* EXERCISE DETAILS
Leave out the pictures and copy everything else below exactly.

# # # #

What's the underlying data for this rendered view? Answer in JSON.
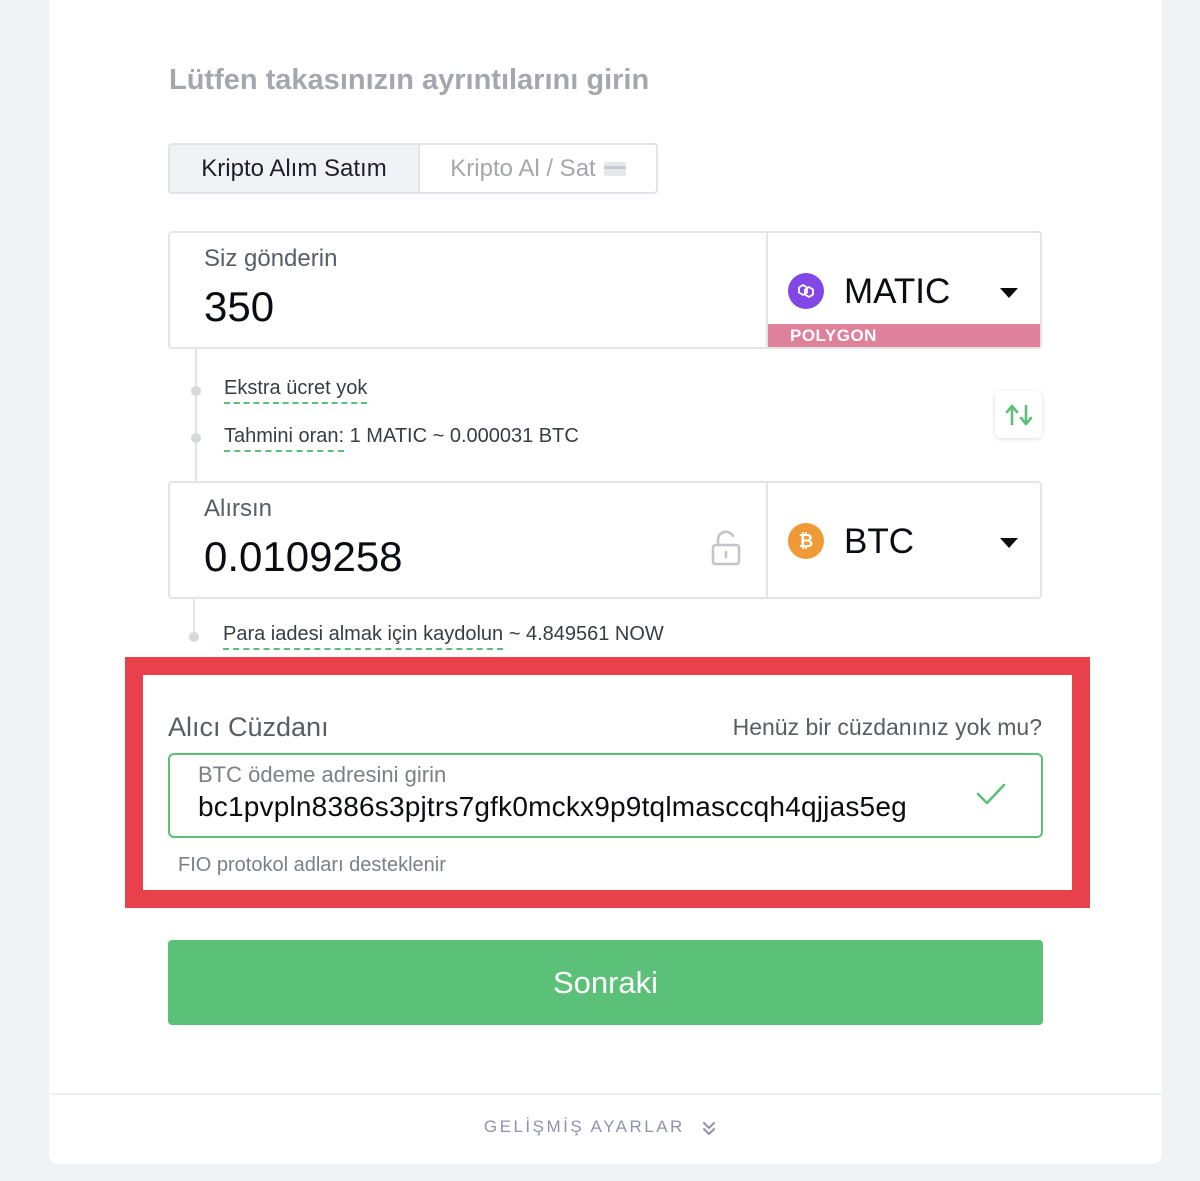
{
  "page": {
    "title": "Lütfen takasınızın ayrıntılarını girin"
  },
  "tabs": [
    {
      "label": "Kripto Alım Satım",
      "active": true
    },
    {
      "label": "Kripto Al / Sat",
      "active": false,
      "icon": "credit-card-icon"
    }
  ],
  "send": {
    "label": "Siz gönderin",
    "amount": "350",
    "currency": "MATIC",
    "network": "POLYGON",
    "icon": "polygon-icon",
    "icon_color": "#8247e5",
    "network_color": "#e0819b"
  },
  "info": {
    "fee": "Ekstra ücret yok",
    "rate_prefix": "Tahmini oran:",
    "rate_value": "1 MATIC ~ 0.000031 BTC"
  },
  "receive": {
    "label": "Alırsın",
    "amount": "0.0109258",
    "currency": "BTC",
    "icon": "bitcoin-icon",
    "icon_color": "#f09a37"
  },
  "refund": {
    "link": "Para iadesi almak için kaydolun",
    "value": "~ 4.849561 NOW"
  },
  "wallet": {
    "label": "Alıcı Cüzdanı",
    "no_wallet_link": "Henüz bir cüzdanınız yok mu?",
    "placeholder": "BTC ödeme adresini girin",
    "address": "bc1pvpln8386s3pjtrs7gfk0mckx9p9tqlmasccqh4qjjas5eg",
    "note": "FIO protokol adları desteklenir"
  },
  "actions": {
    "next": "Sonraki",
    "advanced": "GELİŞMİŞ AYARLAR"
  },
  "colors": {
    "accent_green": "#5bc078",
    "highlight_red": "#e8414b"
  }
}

# # # #

* ANSWER TO THIS EXERCISE
What's the underlying data for this rendered view? Answer in JSON.
{
  "page": {
    "title": "Lütfen takasınızın ayrıntılarını girin"
  },
  "tabs": [
    {
      "label": "Kripto Alım Satım",
      "active": true
    },
    {
      "label": "Kripto Al / Sat",
      "active": false,
      "icon": "credit-card-icon"
    }
  ],
  "send": {
    "label": "Siz gönderin",
    "amount": "350",
    "currency": "MATIC",
    "network": "POLYGON",
    "icon": "polygon-icon",
    "icon_color": "#8247e5",
    "network_color": "#e0819b"
  },
  "info": {
    "fee": "Ekstra ücret yok",
    "rate_prefix": "Tahmini oran:",
    "rate_value": "1 MATIC ~ 0.000031 BTC"
  },
  "receive": {
    "label": "Alırsın",
    "amount": "0.0109258",
    "currency": "BTC",
    "icon": "bitcoin-icon",
    "icon_color": "#f09a37"
  },
  "refund": {
    "link": "Para iadesi almak için kaydolun",
    "value": "~ 4.849561 NOW"
  },
  "wallet": {
    "label": "Alıcı Cüzdanı",
    "no_wallet_link": "Henüz bir cüzdanınız yok mu?",
    "placeholder": "BTC ödeme adresini girin",
    "address": "bc1pvpln8386s3pjtrs7gfk0mckx9p9tqlmasccqh4qjjas5eg",
    "note": "FIO protokol adları desteklenir"
  },
  "actions": {
    "next": "Sonraki",
    "advanced": "GELİŞMİŞ AYARLAR"
  },
  "colors": {
    "accent_green": "#5bc078",
    "highlight_red": "#e8414b"
  }
}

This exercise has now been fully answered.